— DATA SECTION —

--------------------------------------------------

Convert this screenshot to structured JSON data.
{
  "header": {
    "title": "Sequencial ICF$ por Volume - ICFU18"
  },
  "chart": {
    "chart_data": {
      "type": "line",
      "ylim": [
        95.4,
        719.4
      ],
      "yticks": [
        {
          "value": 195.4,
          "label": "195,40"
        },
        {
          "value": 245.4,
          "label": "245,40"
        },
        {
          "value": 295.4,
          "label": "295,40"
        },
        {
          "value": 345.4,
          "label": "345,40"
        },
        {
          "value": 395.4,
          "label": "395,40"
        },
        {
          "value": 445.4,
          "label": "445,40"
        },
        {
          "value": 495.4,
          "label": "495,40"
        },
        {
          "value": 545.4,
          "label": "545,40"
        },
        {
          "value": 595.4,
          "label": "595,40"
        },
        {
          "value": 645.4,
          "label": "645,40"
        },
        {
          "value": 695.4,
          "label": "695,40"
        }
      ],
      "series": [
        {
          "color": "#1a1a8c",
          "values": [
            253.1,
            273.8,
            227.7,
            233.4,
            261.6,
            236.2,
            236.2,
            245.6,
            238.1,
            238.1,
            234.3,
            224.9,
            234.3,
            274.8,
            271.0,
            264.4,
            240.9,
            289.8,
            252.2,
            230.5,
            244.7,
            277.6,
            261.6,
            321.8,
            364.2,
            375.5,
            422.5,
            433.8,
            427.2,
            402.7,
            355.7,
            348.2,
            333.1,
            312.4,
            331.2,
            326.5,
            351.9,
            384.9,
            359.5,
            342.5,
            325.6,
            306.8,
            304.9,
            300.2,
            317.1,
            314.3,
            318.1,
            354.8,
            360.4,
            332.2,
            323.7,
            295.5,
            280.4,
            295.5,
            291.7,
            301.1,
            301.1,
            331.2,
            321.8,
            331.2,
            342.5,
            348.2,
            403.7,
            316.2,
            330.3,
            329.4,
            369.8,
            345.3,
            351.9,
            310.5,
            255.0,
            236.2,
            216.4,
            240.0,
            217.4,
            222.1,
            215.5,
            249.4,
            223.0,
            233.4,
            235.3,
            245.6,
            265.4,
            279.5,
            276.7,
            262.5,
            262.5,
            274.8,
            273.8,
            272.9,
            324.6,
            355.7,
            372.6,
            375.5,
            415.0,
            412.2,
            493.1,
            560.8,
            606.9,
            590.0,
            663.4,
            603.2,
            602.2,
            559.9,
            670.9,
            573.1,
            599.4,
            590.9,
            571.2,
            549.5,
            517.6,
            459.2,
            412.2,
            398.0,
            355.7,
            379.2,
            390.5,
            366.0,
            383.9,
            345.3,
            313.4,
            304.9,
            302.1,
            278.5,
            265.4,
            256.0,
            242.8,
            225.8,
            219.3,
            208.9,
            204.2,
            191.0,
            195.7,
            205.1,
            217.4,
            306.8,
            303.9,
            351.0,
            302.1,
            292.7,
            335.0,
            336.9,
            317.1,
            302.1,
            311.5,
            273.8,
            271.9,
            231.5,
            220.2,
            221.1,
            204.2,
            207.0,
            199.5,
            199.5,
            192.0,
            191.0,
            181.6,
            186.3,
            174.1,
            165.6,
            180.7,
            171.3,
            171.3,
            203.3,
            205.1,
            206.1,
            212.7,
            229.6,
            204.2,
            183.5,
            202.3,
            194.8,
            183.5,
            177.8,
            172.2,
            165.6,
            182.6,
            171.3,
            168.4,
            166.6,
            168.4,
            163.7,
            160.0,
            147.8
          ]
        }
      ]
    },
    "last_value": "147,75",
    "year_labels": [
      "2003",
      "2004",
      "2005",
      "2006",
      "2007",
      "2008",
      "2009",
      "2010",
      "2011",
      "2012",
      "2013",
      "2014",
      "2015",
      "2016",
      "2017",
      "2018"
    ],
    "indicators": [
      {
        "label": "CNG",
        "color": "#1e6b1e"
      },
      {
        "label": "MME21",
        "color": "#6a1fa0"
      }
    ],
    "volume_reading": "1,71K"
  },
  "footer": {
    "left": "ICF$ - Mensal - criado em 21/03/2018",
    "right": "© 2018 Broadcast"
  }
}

--------------------------------------------------

— WORK TO BE COMPLETED —
Copy out each line that contains the word "color".

— TASK RESULT —
          "color": "#1a1a8c",
        "color": "#1e6b1e"
        "color": "#6a1fa0"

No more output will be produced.